__PROBLEM TO WORK ON__. Repeat the entire listing exactly as written.

════════

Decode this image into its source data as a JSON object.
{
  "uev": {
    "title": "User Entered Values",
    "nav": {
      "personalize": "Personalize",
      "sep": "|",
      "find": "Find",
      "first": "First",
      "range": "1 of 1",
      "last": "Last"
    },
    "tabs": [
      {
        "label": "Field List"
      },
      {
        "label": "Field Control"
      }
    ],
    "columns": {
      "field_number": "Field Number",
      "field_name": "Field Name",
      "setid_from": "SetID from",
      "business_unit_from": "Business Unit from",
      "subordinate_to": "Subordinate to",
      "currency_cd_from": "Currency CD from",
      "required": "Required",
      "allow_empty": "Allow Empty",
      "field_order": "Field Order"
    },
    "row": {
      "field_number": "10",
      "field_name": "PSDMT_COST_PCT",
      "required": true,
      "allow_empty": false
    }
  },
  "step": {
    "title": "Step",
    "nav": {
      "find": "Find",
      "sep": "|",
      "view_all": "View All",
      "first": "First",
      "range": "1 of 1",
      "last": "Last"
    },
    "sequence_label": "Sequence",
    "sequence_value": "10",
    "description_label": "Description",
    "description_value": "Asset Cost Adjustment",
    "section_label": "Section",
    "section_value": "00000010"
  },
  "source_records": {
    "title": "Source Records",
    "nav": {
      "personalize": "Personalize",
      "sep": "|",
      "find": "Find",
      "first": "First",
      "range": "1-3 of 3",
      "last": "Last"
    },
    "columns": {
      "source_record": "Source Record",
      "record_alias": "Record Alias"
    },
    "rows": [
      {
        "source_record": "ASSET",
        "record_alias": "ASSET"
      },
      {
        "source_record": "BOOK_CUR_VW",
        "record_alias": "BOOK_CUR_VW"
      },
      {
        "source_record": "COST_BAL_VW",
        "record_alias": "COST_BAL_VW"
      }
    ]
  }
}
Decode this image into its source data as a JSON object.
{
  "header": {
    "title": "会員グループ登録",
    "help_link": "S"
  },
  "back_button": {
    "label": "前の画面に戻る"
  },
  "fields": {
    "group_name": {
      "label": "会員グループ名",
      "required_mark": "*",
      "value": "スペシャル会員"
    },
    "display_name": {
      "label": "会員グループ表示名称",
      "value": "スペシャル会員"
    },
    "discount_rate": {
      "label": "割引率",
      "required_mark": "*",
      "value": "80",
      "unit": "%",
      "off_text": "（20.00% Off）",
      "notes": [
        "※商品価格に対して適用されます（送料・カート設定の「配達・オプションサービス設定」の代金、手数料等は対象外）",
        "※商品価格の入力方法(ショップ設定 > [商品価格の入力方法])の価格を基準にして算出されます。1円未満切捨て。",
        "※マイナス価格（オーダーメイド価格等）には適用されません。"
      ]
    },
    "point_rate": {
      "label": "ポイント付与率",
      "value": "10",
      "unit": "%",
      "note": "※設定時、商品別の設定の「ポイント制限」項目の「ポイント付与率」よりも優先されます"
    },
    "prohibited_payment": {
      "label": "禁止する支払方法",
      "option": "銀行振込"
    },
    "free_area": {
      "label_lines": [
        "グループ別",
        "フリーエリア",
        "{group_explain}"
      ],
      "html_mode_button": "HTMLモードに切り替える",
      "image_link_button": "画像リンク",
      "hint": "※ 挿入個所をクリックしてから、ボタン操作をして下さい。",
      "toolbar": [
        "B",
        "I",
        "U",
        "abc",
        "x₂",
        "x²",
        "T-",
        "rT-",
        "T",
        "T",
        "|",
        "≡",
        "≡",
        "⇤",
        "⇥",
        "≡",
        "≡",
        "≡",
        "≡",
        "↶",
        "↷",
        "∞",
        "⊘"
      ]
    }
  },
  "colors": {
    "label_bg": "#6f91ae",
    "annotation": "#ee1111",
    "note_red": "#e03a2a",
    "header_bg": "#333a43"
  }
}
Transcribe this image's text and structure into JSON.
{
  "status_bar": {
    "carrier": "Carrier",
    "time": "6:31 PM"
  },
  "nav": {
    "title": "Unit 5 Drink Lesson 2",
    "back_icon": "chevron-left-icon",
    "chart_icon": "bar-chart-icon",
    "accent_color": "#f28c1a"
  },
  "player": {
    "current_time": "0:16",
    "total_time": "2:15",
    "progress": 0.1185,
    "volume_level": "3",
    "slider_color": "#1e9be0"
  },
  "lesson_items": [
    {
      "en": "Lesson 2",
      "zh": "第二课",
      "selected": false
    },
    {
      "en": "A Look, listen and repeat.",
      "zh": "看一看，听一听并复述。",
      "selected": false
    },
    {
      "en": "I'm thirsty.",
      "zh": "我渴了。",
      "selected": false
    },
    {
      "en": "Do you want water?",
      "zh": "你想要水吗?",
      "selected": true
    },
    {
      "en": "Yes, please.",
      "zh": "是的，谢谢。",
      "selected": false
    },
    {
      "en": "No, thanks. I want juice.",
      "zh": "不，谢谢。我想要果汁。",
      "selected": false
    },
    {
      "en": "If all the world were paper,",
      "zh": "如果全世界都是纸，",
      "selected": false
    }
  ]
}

════════

__RESULT OF THIS EXERCISE__.
Decode this image into its source data as a JSON object.
{
  "uev": {
    "title": "User Entered Values",
    "nav": {
      "personalize": "Personalize",
      "sep": "|",
      "find": "Find",
      "first": "First",
      "range": "1 of 1",
      "last": "Last"
    },
    "tabs": [
      {
        "label": "Field List"
      },
      {
        "label": "Field Control"
      }
    ],
    "columns": {
      "field_number": "Field Number",
      "field_name": "Field Name",
      "setid_from": "SetID from",
      "business_unit_from": "Business Unit from",
      "subordinate_to": "Subordinate to",
      "currency_cd_from": "Currency CD from",
      "required": "Required",
      "allow_empty": "Allow Empty",
      "field_order": "Field Order"
    },
    "row": {
      "field_number": "10",
      "field_name": "PSDMT_COST_PCT",
      "required": true,
      "allow_empty": false
    }
  },
  "step": {
    "title": "Step",
    "nav": {
      "find": "Find",
      "sep": "|",
      "view_all": "View All",
      "first": "First",
      "range": "1 of 1",
      "last": "Last"
    },
    "sequence_label": "Sequence",
    "sequence_value": "10",
    "description_label": "Description",
    "description_value": "Asset Cost Adjustment",
    "section_label": "Section",
    "section_value": "00000010"
  },
  "source_records": {
    "title": "Source Records",
    "nav": {
      "personalize": "Personalize",
      "sep": "|",
      "find": "Find",
      "first": "First",
      "range": "1-3 of 3",
      "last": "Last"
    },
    "columns": {
      "source_record": "Source Record",
      "record_alias": "Record Alias"
    },
    "rows": [
      {
        "source_record": "ASSET",
        "record_alias": "ASSET"
      },
      {
        "source_record": "BOOK_CUR_VW",
        "record_alias": "BOOK_CUR_VW"
      },
      {
        "source_record": "COST_BAL_VW",
        "record_alias": "COST_BAL_VW"
      }
    ]
  }
}
Decode this image into its source data as a JSON object.
{
  "header": {
    "title": "会員グループ登録",
    "help_link": "S"
  },
  "back_button": {
    "label": "前の画面に戻る"
  },
  "fields": {
    "group_name": {
      "label": "会員グループ名",
      "required_mark": "*",
      "value": "スペシャル会員"
    },
    "display_name": {
      "label": "会員グループ表示名称",
      "value": "スペシャル会員"
    },
    "discount_rate": {
      "label": "割引率",
      "required_mark": "*",
      "value": "80",
      "unit": "%",
      "off_text": "（20.00% Off）",
      "notes": [
        "※商品価格に対して適用されます（送料・カート設定の「配達・オプションサービス設定」の代金、手数料等は対象外）",
        "※商品価格の入力方法(ショップ設定 > [商品価格の入力方法])の価格を基準にして算出されます。1円未満切捨て。",
        "※マイナス価格（オーダーメイド価格等）には適用されません。"
      ]
    },
    "point_rate": {
      "label": "ポイント付与率",
      "value": "10",
      "unit": "%",
      "note": "※設定時、商品別の設定の「ポイント制限」項目の「ポイント付与率」よりも優先されます"
    },
    "prohibited_payment": {
      "label": "禁止する支払方法",
      "option": "銀行振込"
    },
    "free_area": {
      "label_lines": [
        "グループ別",
        "フリーエリア",
        "{group_explain}"
      ],
      "html_mode_button": "HTMLモードに切り替える",
      "image_link_button": "画像リンク",
      "hint": "※ 挿入個所をクリックしてから、ボタン操作をして下さい。",
      "toolbar": [
        "B",
        "I",
        "U",
        "abc",
        "x₂",
        "x²",
        "T-",
        "rT-",
        "T",
        "T",
        "|",
        "≡",
        "≡",
        "⇤",
        "⇥",
        "≡",
        "≡",
        "≡",
        "≡",
        "↶",
        "↷",
        "∞",
        "⊘"
      ]
    }
  },
  "colors": {
    "label_bg": "#6f91ae",
    "annotation": "#ee1111",
    "note_red": "#e03a2a",
    "header_bg": "#333a43"
  }
}
Transcribe this image's text and structure into JSON.
{
  "status_bar": {
    "carrier": "Carrier",
    "time": "6:31 PM"
  },
  "nav": {
    "title": "Unit 5 Drink Lesson 2",
    "back_icon": "chevron-left-icon",
    "chart_icon": "bar-chart-icon",
    "accent_color": "#f28c1a"
  },
  "player": {
    "current_time": "0:16",
    "total_time": "2:15",
    "progress": 0.1185,
    "volume_level": "3",
    "slider_color": "#1e9be0"
  },
  "lesson_items": [
    {
      "en": "Lesson 2",
      "zh": "第二课",
      "selected": false
    },
    {
      "en": "A Look, listen and repeat.",
      "zh": "看一看，听一听并复述。",
      "selected": false
    },
    {
      "en": "I'm thirsty.",
      "zh": "我渴了。",
      "selected": false
    },
    {
      "en": "Do you want water?",
      "zh": "你想要水吗?",
      "selected": true
    },
    {
      "en": "Yes, please.",
      "zh": "是的，谢谢。",
      "selected": false
    },
    {
      "en": "No, thanks. I want juice.",
      "zh": "不，谢谢。我想要果汁。",
      "selected": false
    },
    {
      "en": "If all the world were paper,",
      "zh": "如果全世界都是纸，",
      "selected": false
    }
  ]
}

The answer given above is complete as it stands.